__EXERCÍCIO BREVE__.
Repita por inteiro, palavra por palavra, o trecho abaixo sobre a indústria automobilística americana.

__TRECHO__.
——
Procurando por um de meus livros acabei encontrando um outro que li em 2007, "Cadê os Líderes" do Lee Iacoca. Para quem não sabe, ele já foi presidente da Ford e da Chrysler. Na Ford foi um dos responsáveis pelo lançamento do Mustang e na Chrysler, por um conceito nada entusiasta mas também de muito sucesso, a minivan.
Folheando o livro reli algumas partes marcadas por mim mesmo que mostram alguns pontos interessantes da indústria automobilística americana:
"O modelo de Sloan de um carro para cada nível de renda motivou pessoas a fazerem trocas melhores à medida que progrediam na vida. Em outras palavras, começava-se com um Chevrolet e acabava-se enterrado com um carro fúnebre Cadillac. O conceito de marca de Sloan fez da GM uma força, e a Ford e a Chrysler seguiram o exemplo. Mas o modelo de Sloan não funciona mais. As empresas estão sendo sufocadas por um bando de marcas e modelos dentro de marca."
Basta ver o que está acontecendo nos EUA com Saturn, Hummer, Saab e Pontiac; todas semi-mortas.
——
__LINHAS LISTADAS__.
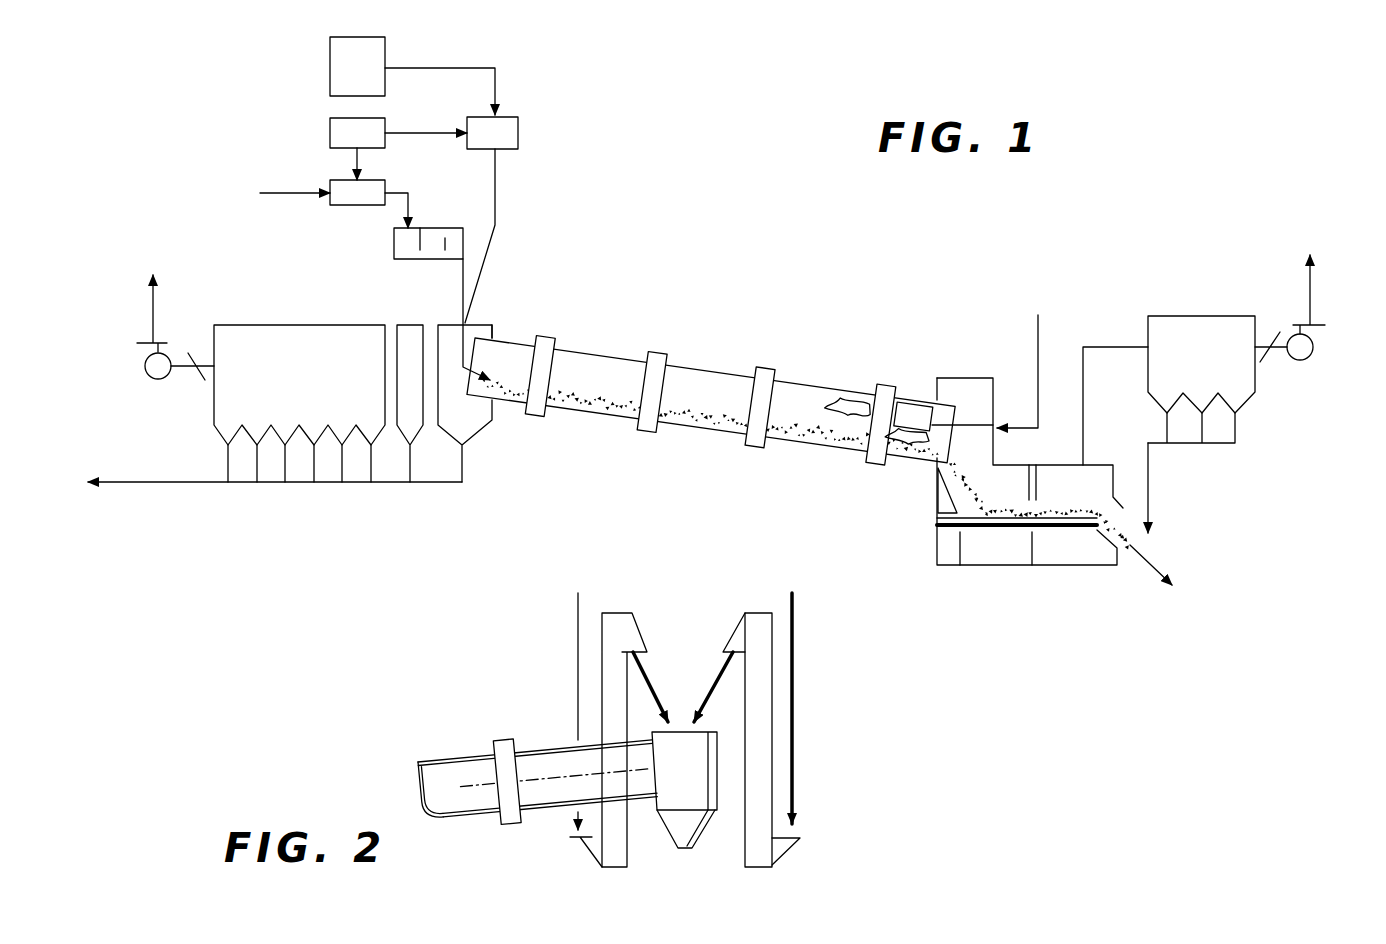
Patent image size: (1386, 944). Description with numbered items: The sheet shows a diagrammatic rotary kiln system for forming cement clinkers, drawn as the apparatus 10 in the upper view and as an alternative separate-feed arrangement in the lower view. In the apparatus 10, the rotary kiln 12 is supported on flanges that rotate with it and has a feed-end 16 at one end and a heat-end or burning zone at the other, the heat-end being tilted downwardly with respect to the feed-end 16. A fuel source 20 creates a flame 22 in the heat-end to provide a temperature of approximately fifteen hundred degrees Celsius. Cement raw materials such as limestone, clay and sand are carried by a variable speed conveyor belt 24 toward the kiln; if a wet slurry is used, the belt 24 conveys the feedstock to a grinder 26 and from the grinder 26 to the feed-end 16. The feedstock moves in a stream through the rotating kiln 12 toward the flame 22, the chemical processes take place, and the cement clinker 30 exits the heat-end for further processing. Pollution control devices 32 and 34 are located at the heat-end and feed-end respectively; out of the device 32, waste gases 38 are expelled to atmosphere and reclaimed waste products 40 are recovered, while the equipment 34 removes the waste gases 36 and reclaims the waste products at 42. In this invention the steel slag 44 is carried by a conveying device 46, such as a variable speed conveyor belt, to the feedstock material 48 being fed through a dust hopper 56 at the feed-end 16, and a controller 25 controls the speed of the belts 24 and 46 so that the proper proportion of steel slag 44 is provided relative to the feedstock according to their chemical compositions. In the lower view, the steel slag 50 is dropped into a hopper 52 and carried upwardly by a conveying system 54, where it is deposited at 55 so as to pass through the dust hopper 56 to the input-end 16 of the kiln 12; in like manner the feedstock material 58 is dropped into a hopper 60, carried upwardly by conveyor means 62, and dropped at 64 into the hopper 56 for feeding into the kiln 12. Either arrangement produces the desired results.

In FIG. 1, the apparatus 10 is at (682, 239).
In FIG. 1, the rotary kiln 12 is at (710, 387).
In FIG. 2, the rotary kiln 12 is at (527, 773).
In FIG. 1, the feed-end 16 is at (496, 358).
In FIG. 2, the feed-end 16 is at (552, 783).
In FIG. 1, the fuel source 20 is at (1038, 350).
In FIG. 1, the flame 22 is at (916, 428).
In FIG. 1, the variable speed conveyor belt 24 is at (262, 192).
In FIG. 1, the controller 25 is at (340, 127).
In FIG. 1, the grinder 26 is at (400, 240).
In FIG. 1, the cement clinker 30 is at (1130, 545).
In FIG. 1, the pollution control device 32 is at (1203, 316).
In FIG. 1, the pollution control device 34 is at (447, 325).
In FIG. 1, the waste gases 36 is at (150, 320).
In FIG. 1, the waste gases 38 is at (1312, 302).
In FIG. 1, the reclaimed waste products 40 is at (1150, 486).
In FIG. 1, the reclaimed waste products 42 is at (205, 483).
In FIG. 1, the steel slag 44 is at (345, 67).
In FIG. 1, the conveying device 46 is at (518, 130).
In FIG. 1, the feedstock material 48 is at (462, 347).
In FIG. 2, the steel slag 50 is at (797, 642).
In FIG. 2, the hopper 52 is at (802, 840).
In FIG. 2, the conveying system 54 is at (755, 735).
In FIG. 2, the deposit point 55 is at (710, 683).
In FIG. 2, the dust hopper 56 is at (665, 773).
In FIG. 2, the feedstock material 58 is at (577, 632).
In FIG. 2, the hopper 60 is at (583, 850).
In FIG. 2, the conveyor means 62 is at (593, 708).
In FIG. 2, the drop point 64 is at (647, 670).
——
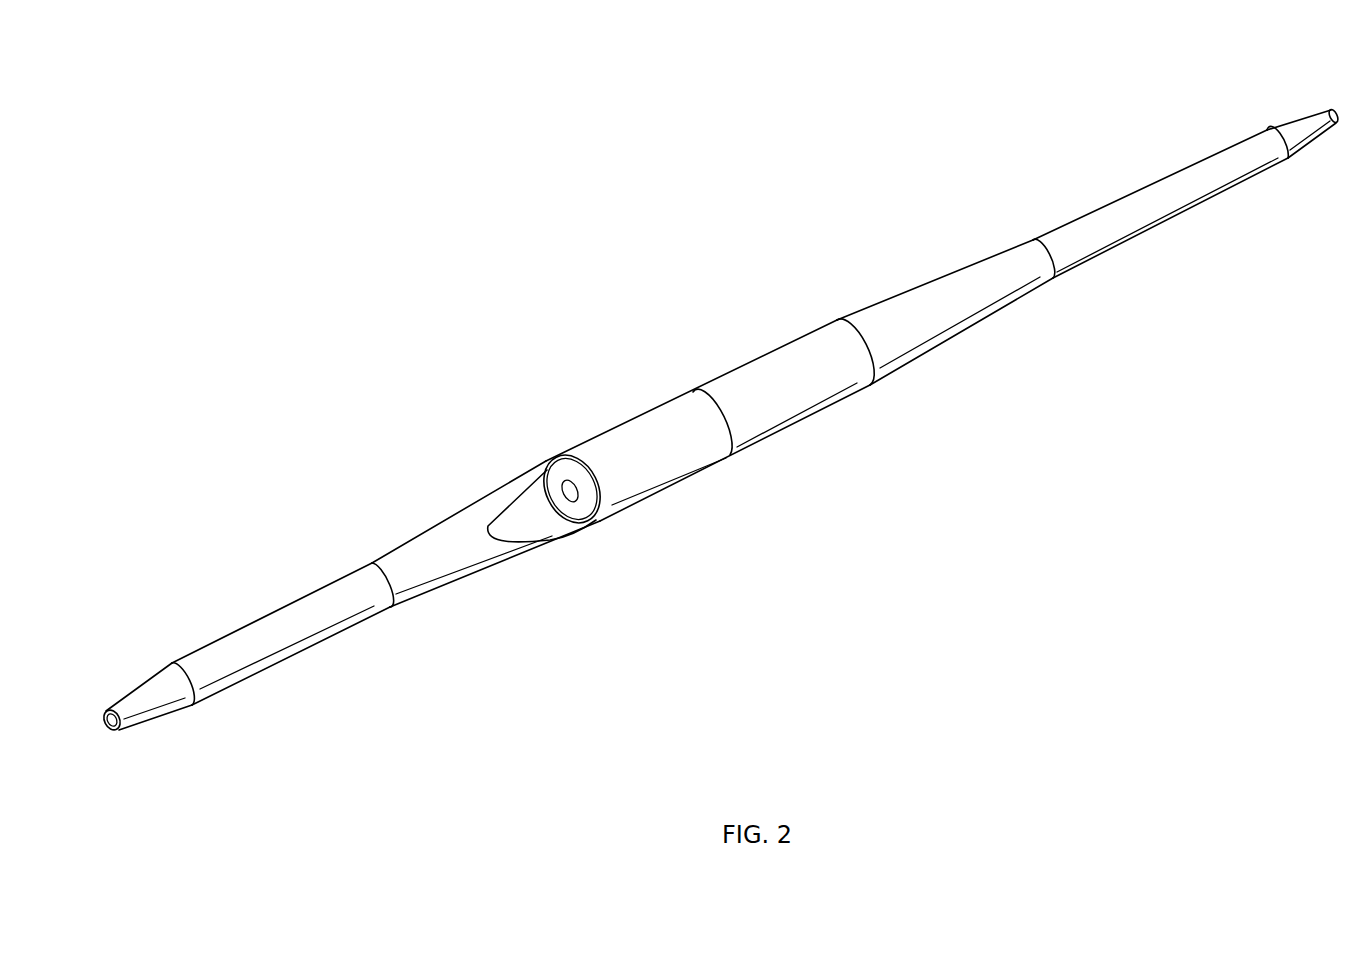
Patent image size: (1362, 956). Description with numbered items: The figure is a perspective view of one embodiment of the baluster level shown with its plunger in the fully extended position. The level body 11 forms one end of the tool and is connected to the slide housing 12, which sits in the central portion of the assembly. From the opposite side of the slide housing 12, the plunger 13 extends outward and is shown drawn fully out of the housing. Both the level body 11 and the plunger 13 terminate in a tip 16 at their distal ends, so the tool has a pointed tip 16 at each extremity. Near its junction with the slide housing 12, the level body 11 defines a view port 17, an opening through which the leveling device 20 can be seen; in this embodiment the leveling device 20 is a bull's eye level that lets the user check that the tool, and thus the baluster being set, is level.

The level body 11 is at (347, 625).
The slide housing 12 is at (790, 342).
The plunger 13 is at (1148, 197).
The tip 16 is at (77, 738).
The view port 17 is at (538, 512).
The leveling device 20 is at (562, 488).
——
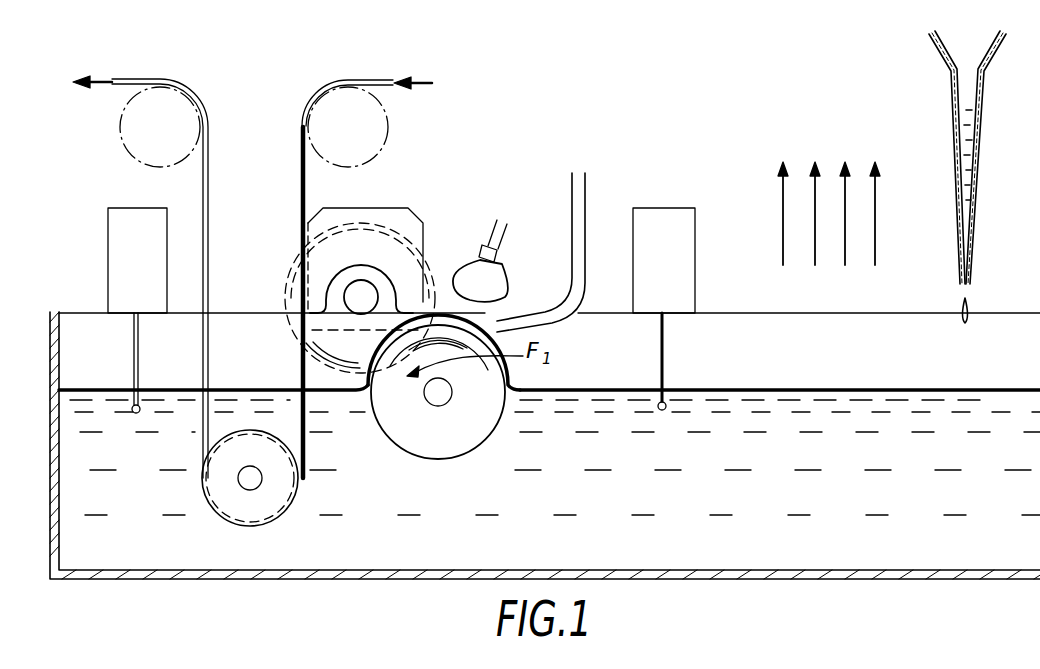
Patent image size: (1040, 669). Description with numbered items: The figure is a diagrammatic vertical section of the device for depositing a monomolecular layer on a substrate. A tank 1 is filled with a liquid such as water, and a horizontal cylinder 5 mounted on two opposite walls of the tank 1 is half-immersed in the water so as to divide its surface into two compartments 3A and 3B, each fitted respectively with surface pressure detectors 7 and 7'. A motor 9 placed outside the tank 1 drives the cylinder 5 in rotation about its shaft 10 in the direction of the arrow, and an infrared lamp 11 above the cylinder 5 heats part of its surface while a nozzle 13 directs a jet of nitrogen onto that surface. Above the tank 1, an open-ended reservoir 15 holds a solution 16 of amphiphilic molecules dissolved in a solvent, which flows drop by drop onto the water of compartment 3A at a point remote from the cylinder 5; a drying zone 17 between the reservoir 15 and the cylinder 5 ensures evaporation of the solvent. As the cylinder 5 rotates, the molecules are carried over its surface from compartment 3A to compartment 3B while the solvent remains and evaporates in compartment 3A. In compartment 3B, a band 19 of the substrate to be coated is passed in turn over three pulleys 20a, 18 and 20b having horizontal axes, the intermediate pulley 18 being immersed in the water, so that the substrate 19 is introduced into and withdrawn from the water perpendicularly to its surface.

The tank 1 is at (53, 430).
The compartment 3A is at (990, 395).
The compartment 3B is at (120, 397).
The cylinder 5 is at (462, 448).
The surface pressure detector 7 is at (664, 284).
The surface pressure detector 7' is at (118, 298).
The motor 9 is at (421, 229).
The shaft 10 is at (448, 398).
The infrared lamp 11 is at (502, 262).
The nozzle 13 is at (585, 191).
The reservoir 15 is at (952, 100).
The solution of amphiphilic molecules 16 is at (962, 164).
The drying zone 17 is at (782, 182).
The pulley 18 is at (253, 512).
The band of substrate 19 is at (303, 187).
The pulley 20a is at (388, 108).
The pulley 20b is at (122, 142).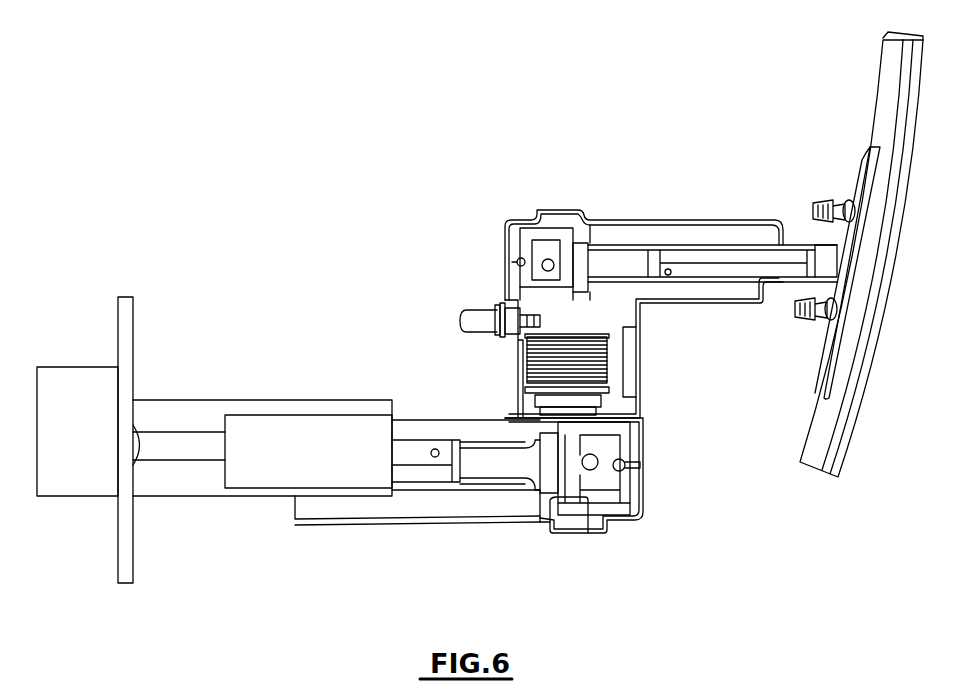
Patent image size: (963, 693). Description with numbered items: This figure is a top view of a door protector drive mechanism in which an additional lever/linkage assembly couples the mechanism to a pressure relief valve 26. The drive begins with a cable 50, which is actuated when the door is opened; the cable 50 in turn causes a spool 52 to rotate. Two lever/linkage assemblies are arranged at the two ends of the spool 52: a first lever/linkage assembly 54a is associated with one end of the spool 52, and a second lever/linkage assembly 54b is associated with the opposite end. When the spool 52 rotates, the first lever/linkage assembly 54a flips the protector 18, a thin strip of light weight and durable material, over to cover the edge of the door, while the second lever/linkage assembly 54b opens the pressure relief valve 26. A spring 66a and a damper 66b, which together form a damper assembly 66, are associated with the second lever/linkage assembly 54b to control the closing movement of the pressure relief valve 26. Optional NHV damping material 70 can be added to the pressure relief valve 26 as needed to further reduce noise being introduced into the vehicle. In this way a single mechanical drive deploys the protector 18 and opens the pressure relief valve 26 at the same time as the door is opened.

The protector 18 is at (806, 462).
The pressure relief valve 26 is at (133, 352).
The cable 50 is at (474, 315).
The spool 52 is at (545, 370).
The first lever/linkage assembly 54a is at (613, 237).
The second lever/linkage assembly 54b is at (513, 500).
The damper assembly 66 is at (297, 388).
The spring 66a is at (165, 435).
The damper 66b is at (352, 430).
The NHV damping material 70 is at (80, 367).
——
__RESULTADO__.
Procurando por um de meus livros acabei encontrando um outro que li em 2007, "Cadê os Líderes" do Lee Iacoca. Para quem não sabe, ele já foi presidente da Ford e da Chrysler. Na Ford foi um dos responsáveis pelo lançamento do Mustang e na Chrysler, por um conceito nada entusiasta mas também de muito sucesso, a minivan.
Folheando o livro reli algumas partes marcadas por mim mesmo que mostram alguns pontos interessantes da indústria automobilística americana:
"O modelo de Sloan de um carro para cada nível de renda motivou pessoas a fazerem trocas melhores à medida que progrediam na vida. Em outras palavras, começava-se com um Chevrolet e acabava-se enterrado com um carro fúnebre Cadillac. O conceito de marca de Sloan fez da GM uma força, e a Ford e a Chrysler seguiram o exemplo. Mas o modelo de Sloan não funciona mais. As empresas estão sendo sufocadas por um bando de marcas e modelos dentro de marca."
Basta ver o que está acontecendo nos EUA com Saturn, Hummer, Saab e Pontiac; todas semi-mortas.